== RECORDS FOR THIS EXERCISE ==

******

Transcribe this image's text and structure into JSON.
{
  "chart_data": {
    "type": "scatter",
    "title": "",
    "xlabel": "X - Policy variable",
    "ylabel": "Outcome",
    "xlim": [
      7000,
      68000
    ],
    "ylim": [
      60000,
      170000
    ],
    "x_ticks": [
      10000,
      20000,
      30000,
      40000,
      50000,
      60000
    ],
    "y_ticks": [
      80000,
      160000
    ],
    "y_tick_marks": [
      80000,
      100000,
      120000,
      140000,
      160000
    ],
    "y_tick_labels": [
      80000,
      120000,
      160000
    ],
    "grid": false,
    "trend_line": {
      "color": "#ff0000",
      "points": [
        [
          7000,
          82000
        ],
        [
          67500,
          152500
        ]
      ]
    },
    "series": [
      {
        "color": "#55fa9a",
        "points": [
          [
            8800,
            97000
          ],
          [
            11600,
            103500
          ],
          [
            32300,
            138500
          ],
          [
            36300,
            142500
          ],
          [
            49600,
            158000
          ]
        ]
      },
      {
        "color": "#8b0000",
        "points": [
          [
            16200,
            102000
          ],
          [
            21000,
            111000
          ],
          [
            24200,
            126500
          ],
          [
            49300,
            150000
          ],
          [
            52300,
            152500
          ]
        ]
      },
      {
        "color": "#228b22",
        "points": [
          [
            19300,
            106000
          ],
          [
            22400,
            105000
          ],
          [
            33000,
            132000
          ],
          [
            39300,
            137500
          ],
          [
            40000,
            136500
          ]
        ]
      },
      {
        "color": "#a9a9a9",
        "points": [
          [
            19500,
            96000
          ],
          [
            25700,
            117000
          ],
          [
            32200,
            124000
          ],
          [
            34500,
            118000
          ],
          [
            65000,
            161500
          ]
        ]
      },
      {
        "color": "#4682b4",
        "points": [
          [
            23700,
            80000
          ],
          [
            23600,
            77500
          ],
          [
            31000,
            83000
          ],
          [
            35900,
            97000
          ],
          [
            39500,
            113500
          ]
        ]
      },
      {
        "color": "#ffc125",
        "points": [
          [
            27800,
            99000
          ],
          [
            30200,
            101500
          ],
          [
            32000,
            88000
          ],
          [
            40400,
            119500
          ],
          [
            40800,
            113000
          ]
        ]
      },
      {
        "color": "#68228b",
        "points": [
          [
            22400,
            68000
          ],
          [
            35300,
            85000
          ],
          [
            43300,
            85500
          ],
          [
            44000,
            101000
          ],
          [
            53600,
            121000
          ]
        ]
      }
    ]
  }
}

******

== EXERCISE BRIEF ==
Return every record above exactly as it appears.

== ANSWER ==
Transcribe this image's text and structure into JSON.
{
  "chart_data": {
    "type": "scatter",
    "title": "",
    "xlabel": "X - Policy variable",
    "ylabel": "Outcome",
    "xlim": [
      7000,
      68000
    ],
    "ylim": [
      60000,
      170000
    ],
    "x_ticks": [
      10000,
      20000,
      30000,
      40000,
      50000,
      60000
    ],
    "y_ticks": [
      80000,
      160000
    ],
    "y_tick_marks": [
      80000,
      100000,
      120000,
      140000,
      160000
    ],
    "y_tick_labels": [
      80000,
      120000,
      160000
    ],
    "grid": false,
    "trend_line": {
      "color": "#ff0000",
      "points": [
        [
          7000,
          82000
        ],
        [
          67500,
          152500
        ]
      ]
    },
    "series": [
      {
        "color": "#55fa9a",
        "points": [
          [
            8800,
            97000
          ],
          [
            11600,
            103500
          ],
          [
            32300,
            138500
          ],
          [
            36300,
            142500
          ],
          [
            49600,
            158000
          ]
        ]
      },
      {
        "color": "#8b0000",
        "points": [
          [
            16200,
            102000
          ],
          [
            21000,
            111000
          ],
          [
            24200,
            126500
          ],
          [
            49300,
            150000
          ],
          [
            52300,
            152500
          ]
        ]
      },
      {
        "color": "#228b22",
        "points": [
          [
            19300,
            106000
          ],
          [
            22400,
            105000
          ],
          [
            33000,
            132000
          ],
          [
            39300,
            137500
          ],
          [
            40000,
            136500
          ]
        ]
      },
      {
        "color": "#a9a9a9",
        "points": [
          [
            19500,
            96000
          ],
          [
            25700,
            117000
          ],
          [
            32200,
            124000
          ],
          [
            34500,
            118000
          ],
          [
            65000,
            161500
          ]
        ]
      },
      {
        "color": "#4682b4",
        "points": [
          [
            23700,
            80000
          ],
          [
            23600,
            77500
          ],
          [
            31000,
            83000
          ],
          [
            35900,
            97000
          ],
          [
            39500,
            113500
          ]
        ]
      },
      {
        "color": "#ffc125",
        "points": [
          [
            27800,
            99000
          ],
          [
            30200,
            101500
          ],
          [
            32000,
            88000
          ],
          [
            40400,
            119500
          ],
          [
            40800,
            113000
          ]
        ]
      },
      {
        "color": "#68228b",
        "points": [
          [
            22400,
            68000
          ],
          [
            35300,
            85000
          ],
          [
            43300,
            85500
          ],
          [
            44000,
            101000
          ],
          [
            53600,
            121000
          ]
        ]
      }
    ]
  }
}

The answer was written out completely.